> _Task instructions_
No images are to be carried over; print all other material exactly as it stands.

> _Stored records_
+ + +
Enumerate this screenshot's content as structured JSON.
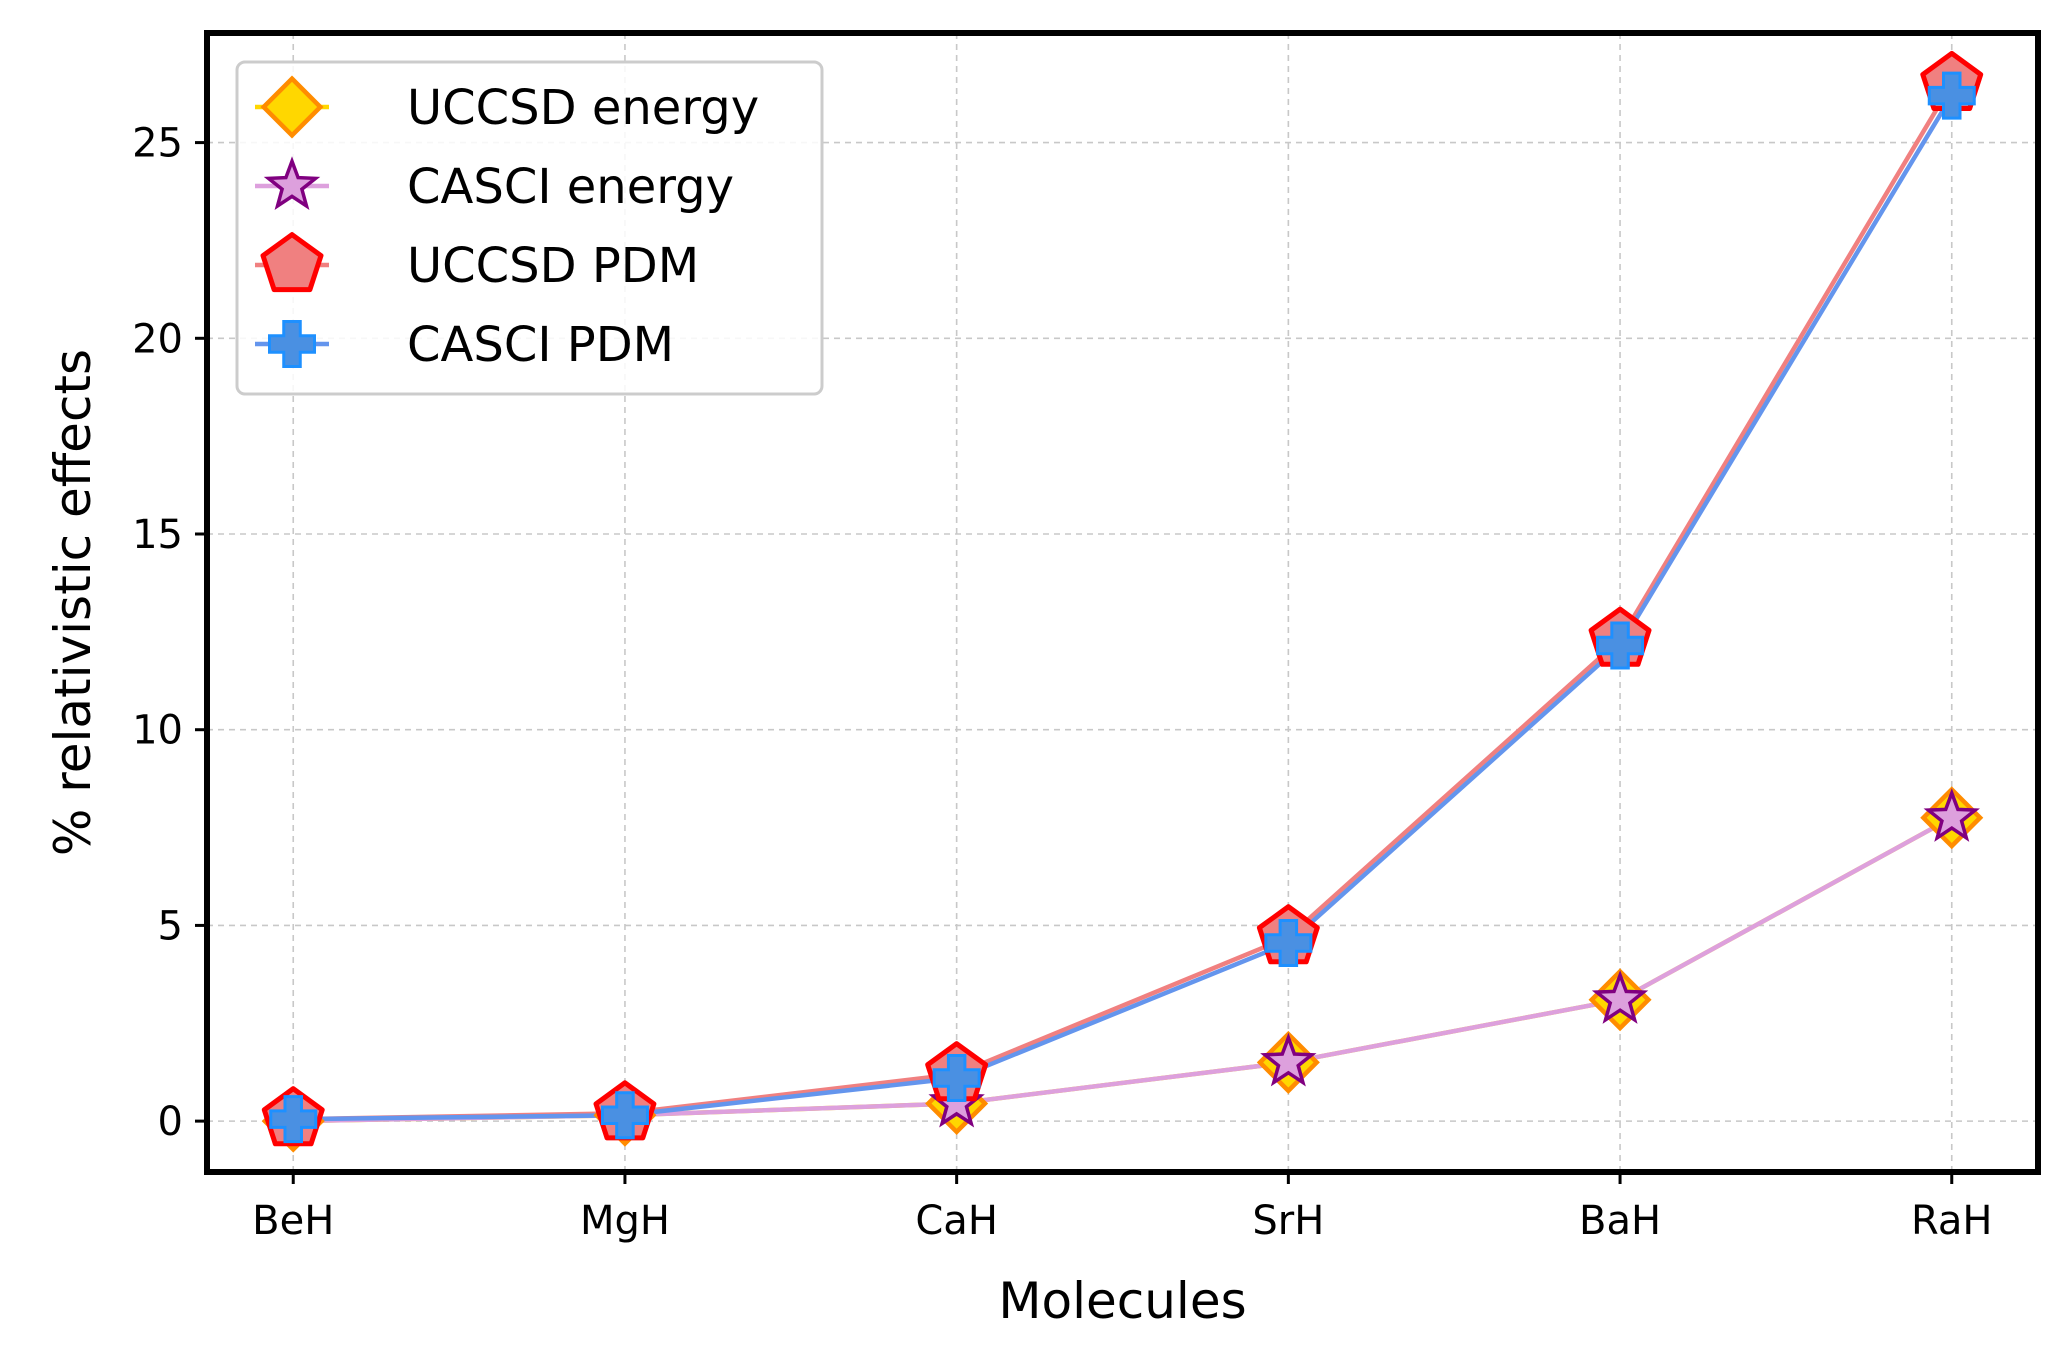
{
  "chart_data": {
    "type": "line",
    "title": "",
    "xlabel": "Molecules",
    "ylabel": "% relativistic effects",
    "categories": [
      "BeH",
      "MgH",
      "CaH",
      "SrH",
      "BaH",
      "RaH"
    ],
    "ylim": [
      -1.3,
      27.8
    ],
    "yticks": [
      0,
      5,
      10,
      15,
      20,
      25
    ],
    "grid": true,
    "legend_position": "top-left",
    "series": [
      {
        "name": "UCCSD energy",
        "values": [
          0.0,
          0.15,
          0.45,
          1.5,
          3.1,
          7.75
        ],
        "line_color": "#FFD700",
        "marker": "diamond",
        "marker_fill": "#FFD700",
        "marker_edge": "#FF8C00"
      },
      {
        "name": "CASCI energy",
        "values": [
          0.0,
          0.15,
          0.45,
          1.5,
          3.1,
          7.75
        ],
        "line_color": "#DDA0DD",
        "marker": "star",
        "marker_fill": "#DDA0DD",
        "marker_edge": "#800080"
      },
      {
        "name": "UCCSD PDM",
        "values": [
          0.05,
          0.2,
          1.2,
          4.7,
          12.3,
          26.5
        ],
        "line_color": "#F08080",
        "marker": "pentagon",
        "marker_fill": "#F08080",
        "marker_edge": "#FF0000"
      },
      {
        "name": "CASCI PDM",
        "values": [
          0.05,
          0.15,
          1.1,
          4.55,
          12.15,
          26.2
        ],
        "line_color": "#6495ED",
        "marker": "plus",
        "marker_fill": "#4A90E2",
        "marker_edge": "#1E90FF"
      }
    ]
  }
}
+ + +
> _Correct response_
Enumerate this screenshot's content as structured JSON.
{
  "chart_data": {
    "type": "line",
    "title": "",
    "xlabel": "Molecules",
    "ylabel": "% relativistic effects",
    "categories": [
      "BeH",
      "MgH",
      "CaH",
      "SrH",
      "BaH",
      "RaH"
    ],
    "ylim": [
      -1.3,
      27.8
    ],
    "yticks": [
      0,
      5,
      10,
      15,
      20,
      25
    ],
    "grid": true,
    "legend_position": "top-left",
    "series": [
      {
        "name": "UCCSD energy",
        "values": [
          0.0,
          0.15,
          0.45,
          1.5,
          3.1,
          7.75
        ],
        "line_color": "#FFD700",
        "marker": "diamond",
        "marker_fill": "#FFD700",
        "marker_edge": "#FF8C00"
      },
      {
        "name": "CASCI energy",
        "values": [
          0.0,
          0.15,
          0.45,
          1.5,
          3.1,
          7.75
        ],
        "line_color": "#DDA0DD",
        "marker": "star",
        "marker_fill": "#DDA0DD",
        "marker_edge": "#800080"
      },
      {
        "name": "UCCSD PDM",
        "values": [
          0.05,
          0.2,
          1.2,
          4.7,
          12.3,
          26.5
        ],
        "line_color": "#F08080",
        "marker": "pentagon",
        "marker_fill": "#F08080",
        "marker_edge": "#FF0000"
      },
      {
        "name": "CASCI PDM",
        "values": [
          0.05,
          0.15,
          1.1,
          4.55,
          12.15,
          26.2
        ],
        "line_color": "#6495ED",
        "marker": "plus",
        "marker_fill": "#4A90E2",
        "marker_edge": "#1E90FF"
      }
    ]
  }
}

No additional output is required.